▶ **PROBLEM STATEMENT**:
Give the number of lines in the listing that hold the word "strategies". Write nothing but that number.
===== RECORDS PROVIDED
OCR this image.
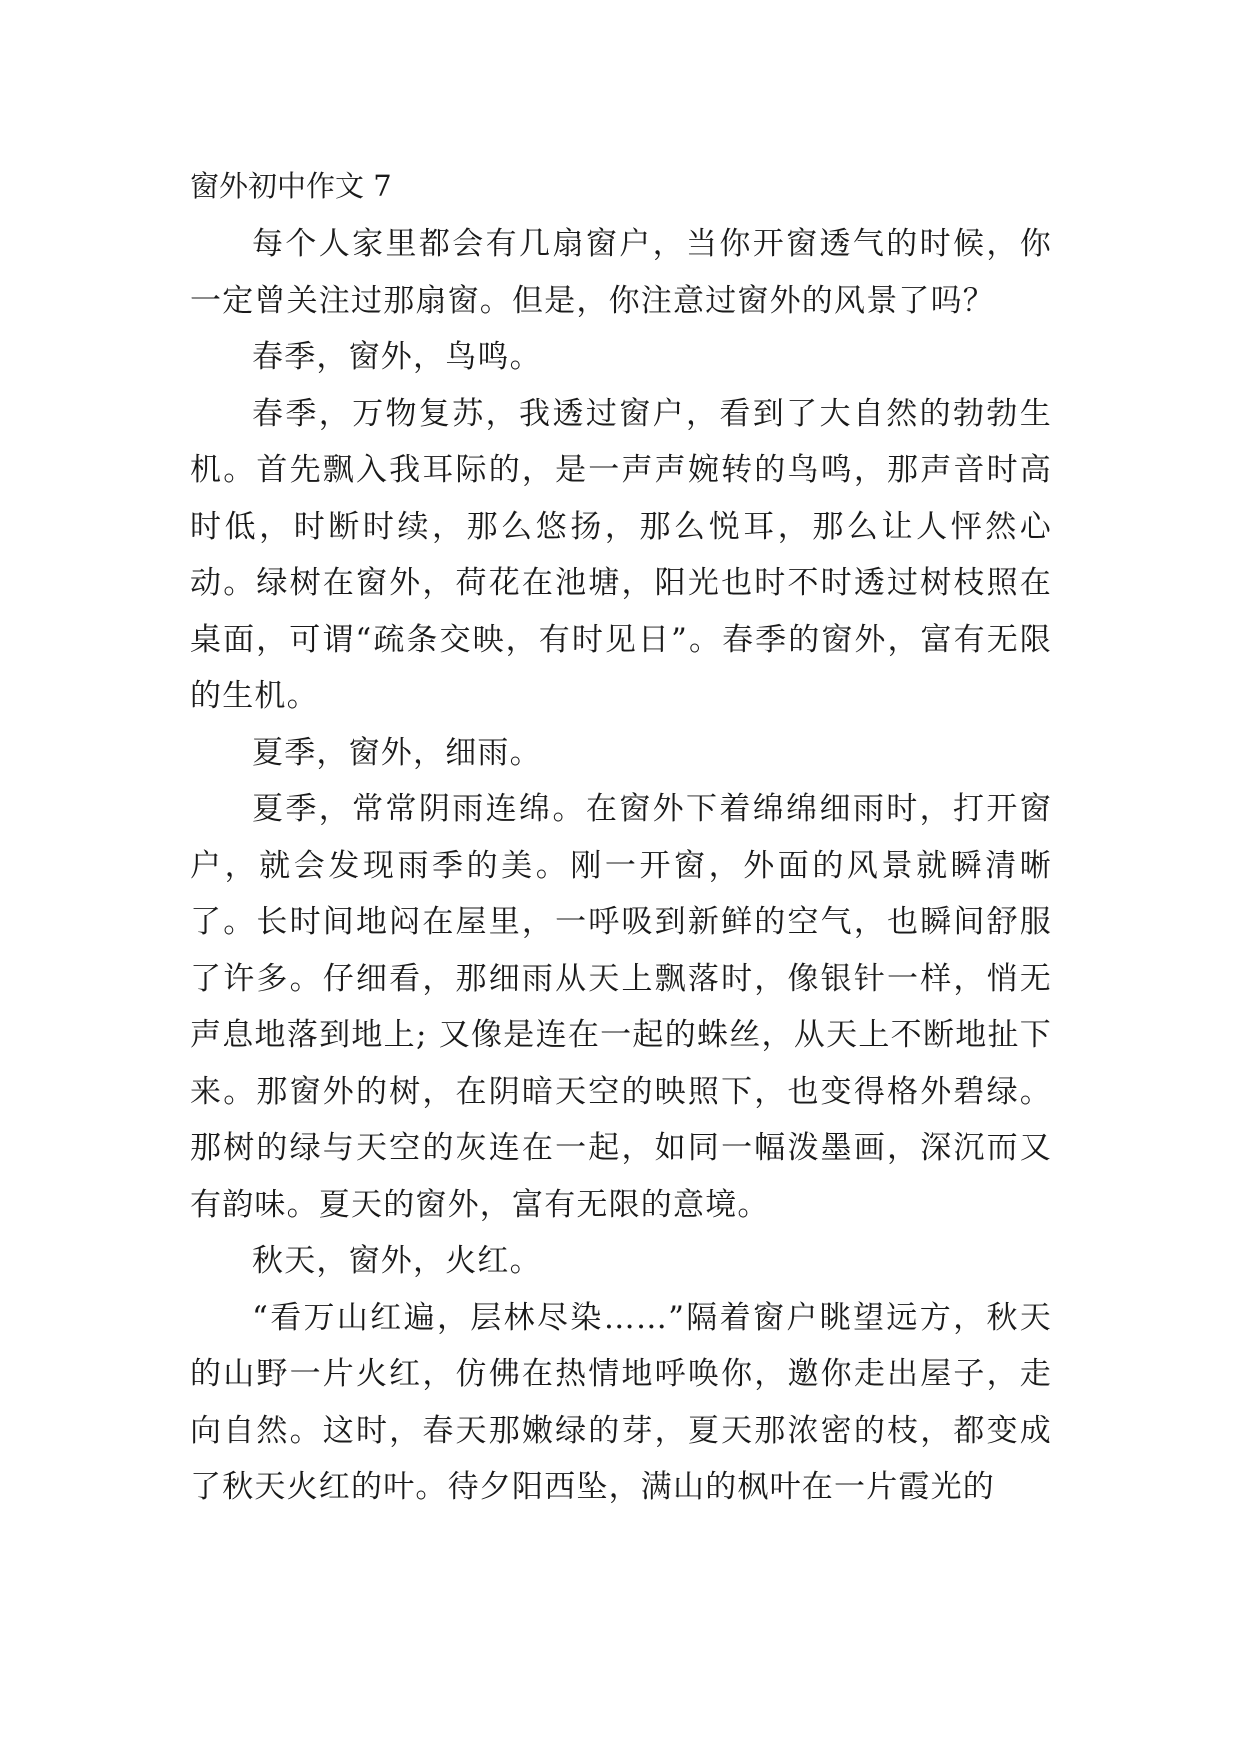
窗外初中作文 7

每个人家里都会有几扇窗户，当你开窗透气的时候，你一定曾关注过那扇窗。但是，你注意过窗外的风景了吗？

春季，窗外，鸟鸣。

春季，万物复苏，我透过窗户，看到了大自然的勃勃生机。首先飘入我耳际的，是一声声婉转的鸟鸣，那声音时高时低，时断时续，那么悠扬，那么悦耳，那么让人怦然心动。绿树在窗外，荷花在池塘，阳光也时不时透过树枝照在桌面，可谓“疏条交映，有时见日”。春季的窗外，富有无限的生机。

夏季，窗外，细雨。

夏季，常常阴雨连绵。在窗外下着绵绵细雨时，打开窗户，就会发现雨季的美。刚一开窗，外面的风景就瞬清晰了。长时间地闷在屋里，一呼吸到新鲜的空气，也瞬间舒服了许多。仔细看，那细雨从天上飘落时，像银针一样，悄无声息地落到地上; 又像是连在一起的蛛丝，从天上不断地扯下来。那窗外的树，在阴暗天空的映照下，也变得格外碧绿。那树的绿与天空的灰连在一起，如同一幅泼墨画，深沉而又有韵味。夏天的窗外，富有无限的意境。

秋天，窗外，火红。

“看万山红遍，层林尽染……”隔着窗户眺望远方，秋天的山野一片火红，仿佛在热情地呼唤你，邀你走出屋子，走向自然。这时，春天那嫩绿的芽，夏天那浓密的枝，都变成了秋天火红的叶。待夕阳西坠，满山的枫叶在一片霞光的
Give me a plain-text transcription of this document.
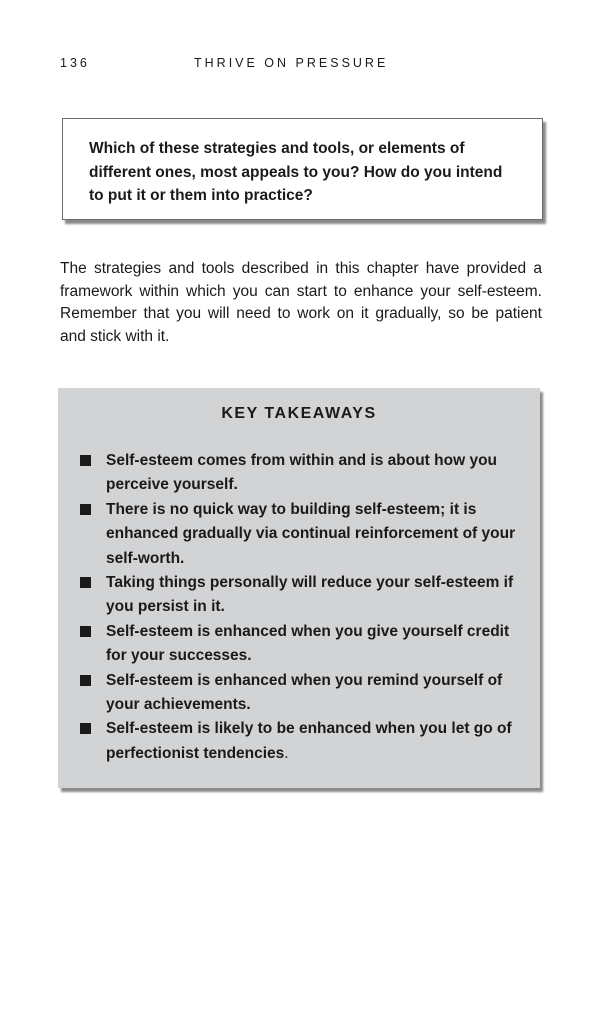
136	THRIVE ON PRESSURE

Which of these strategies and tools, or elements of different ones, most appeals to you? How do you intend to put it or them into practice?

The strategies and tools described in this chapter have provided a framework within which you can start to enhance your self-esteem. Remember that you will need to work on it gradually, so be patient and stick with it.

KEY TAKEAWAYS
Self-esteem comes from within and is about how you perceive yourself.
There is no quick way to building self-esteem; it is enhanced gradually via continual reinforcement of your self-worth.
Taking things personally will reduce your self-esteem if you persist in it.
Self-esteem is enhanced when you give yourself credit for your successes.
Self-esteem is enhanced when you remind yourself of your achievements.
Self-esteem is likely to be enhanced when you let go of perfectionist tendencies.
==========
▶ **THE SOLUTION**:
2